_Exercise description:_ Below is some material; transcribe all of it exactly.

────────

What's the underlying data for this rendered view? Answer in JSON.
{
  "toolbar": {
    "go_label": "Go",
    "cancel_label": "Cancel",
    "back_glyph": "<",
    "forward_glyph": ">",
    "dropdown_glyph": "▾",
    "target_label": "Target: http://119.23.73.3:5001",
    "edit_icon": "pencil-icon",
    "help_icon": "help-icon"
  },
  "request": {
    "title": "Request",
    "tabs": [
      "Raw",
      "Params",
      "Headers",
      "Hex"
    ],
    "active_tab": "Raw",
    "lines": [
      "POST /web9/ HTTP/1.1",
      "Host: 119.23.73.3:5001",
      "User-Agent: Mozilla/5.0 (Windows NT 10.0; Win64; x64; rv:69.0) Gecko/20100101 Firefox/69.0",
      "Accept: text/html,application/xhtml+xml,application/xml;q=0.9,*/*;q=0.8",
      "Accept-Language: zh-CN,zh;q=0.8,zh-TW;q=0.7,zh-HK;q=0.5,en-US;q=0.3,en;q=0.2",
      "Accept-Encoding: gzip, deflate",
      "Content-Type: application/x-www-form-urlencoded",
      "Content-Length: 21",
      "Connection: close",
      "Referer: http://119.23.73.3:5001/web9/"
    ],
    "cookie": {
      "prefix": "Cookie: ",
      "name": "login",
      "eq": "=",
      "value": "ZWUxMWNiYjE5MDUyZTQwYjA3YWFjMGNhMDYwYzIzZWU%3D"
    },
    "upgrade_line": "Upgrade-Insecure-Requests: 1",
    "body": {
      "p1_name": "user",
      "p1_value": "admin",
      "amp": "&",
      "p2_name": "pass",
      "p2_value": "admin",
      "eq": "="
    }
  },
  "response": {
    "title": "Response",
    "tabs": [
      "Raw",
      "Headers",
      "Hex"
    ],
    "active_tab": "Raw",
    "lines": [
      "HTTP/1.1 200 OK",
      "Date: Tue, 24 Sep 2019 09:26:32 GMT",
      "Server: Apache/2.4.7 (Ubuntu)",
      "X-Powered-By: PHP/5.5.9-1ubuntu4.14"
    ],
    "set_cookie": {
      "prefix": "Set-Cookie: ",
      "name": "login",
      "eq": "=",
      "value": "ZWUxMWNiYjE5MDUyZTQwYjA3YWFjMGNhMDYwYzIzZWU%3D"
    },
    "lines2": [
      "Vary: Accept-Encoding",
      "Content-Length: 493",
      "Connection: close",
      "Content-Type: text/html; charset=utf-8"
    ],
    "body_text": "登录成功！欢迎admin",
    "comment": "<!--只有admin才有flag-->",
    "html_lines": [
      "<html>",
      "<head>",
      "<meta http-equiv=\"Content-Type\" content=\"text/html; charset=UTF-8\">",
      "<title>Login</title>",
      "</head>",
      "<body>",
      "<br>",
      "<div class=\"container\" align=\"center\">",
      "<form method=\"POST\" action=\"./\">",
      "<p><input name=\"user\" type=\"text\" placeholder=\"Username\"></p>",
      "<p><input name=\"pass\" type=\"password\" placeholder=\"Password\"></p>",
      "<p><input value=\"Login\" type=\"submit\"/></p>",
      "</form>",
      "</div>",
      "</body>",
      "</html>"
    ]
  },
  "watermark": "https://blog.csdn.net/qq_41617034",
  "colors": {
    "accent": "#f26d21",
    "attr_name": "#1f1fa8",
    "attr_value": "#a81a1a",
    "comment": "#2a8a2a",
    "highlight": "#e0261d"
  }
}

────────

_Complete response:_
What's the underlying data for this rendered view? Answer in JSON.
{
  "toolbar": {
    "go_label": "Go",
    "cancel_label": "Cancel",
    "back_glyph": "<",
    "forward_glyph": ">",
    "dropdown_glyph": "▾",
    "target_label": "Target: http://119.23.73.3:5001",
    "edit_icon": "pencil-icon",
    "help_icon": "help-icon"
  },
  "request": {
    "title": "Request",
    "tabs": [
      "Raw",
      "Params",
      "Headers",
      "Hex"
    ],
    "active_tab": "Raw",
    "lines": [
      "POST /web9/ HTTP/1.1",
      "Host: 119.23.73.3:5001",
      "User-Agent: Mozilla/5.0 (Windows NT 10.0; Win64; x64; rv:69.0) Gecko/20100101 Firefox/69.0",
      "Accept: text/html,application/xhtml+xml,application/xml;q=0.9,*/*;q=0.8",
      "Accept-Language: zh-CN,zh;q=0.8,zh-TW;q=0.7,zh-HK;q=0.5,en-US;q=0.3,en;q=0.2",
      "Accept-Encoding: gzip, deflate",
      "Content-Type: application/x-www-form-urlencoded",
      "Content-Length: 21",
      "Connection: close",
      "Referer: http://119.23.73.3:5001/web9/"
    ],
    "cookie": {
      "prefix": "Cookie: ",
      "name": "login",
      "eq": "=",
      "value": "ZWUxMWNiYjE5MDUyZTQwYjA3YWFjMGNhMDYwYzIzZWU%3D"
    },
    "upgrade_line": "Upgrade-Insecure-Requests: 1",
    "body": {
      "p1_name": "user",
      "p1_value": "admin",
      "amp": "&",
      "p2_name": "pass",
      "p2_value": "admin",
      "eq": "="
    }
  },
  "response": {
    "title": "Response",
    "tabs": [
      "Raw",
      "Headers",
      "Hex"
    ],
    "active_tab": "Raw",
    "lines": [
      "HTTP/1.1 200 OK",
      "Date: Tue, 24 Sep 2019 09:26:32 GMT",
      "Server: Apache/2.4.7 (Ubuntu)",
      "X-Powered-By: PHP/5.5.9-1ubuntu4.14"
    ],
    "set_cookie": {
      "prefix": "Set-Cookie: ",
      "name": "login",
      "eq": "=",
      "value": "ZWUxMWNiYjE5MDUyZTQwYjA3YWFjMGNhMDYwYzIzZWU%3D"
    },
    "lines2": [
      "Vary: Accept-Encoding",
      "Content-Length: 493",
      "Connection: close",
      "Content-Type: text/html; charset=utf-8"
    ],
    "body_text": "登录成功！欢迎admin",
    "comment": "<!--只有admin才有flag-->",
    "html_lines": [
      "<html>",
      "<head>",
      "<meta http-equiv=\"Content-Type\" content=\"text/html; charset=UTF-8\">",
      "<title>Login</title>",
      "</head>",
      "<body>",
      "<br>",
      "<div class=\"container\" align=\"center\">",
      "<form method=\"POST\" action=\"./\">",
      "<p><input name=\"user\" type=\"text\" placeholder=\"Username\"></p>",
      "<p><input name=\"pass\" type=\"password\" placeholder=\"Password\"></p>",
      "<p><input value=\"Login\" type=\"submit\"/></p>",
      "</form>",
      "</div>",
      "</body>",
      "</html>"
    ]
  },
  "watermark": "https://blog.csdn.net/qq_41617034",
  "colors": {
    "accent": "#f26d21",
    "attr_name": "#1f1fa8",
    "attr_value": "#a81a1a",
    "comment": "#2a8a2a",
    "highlight": "#e0261d"
  }
}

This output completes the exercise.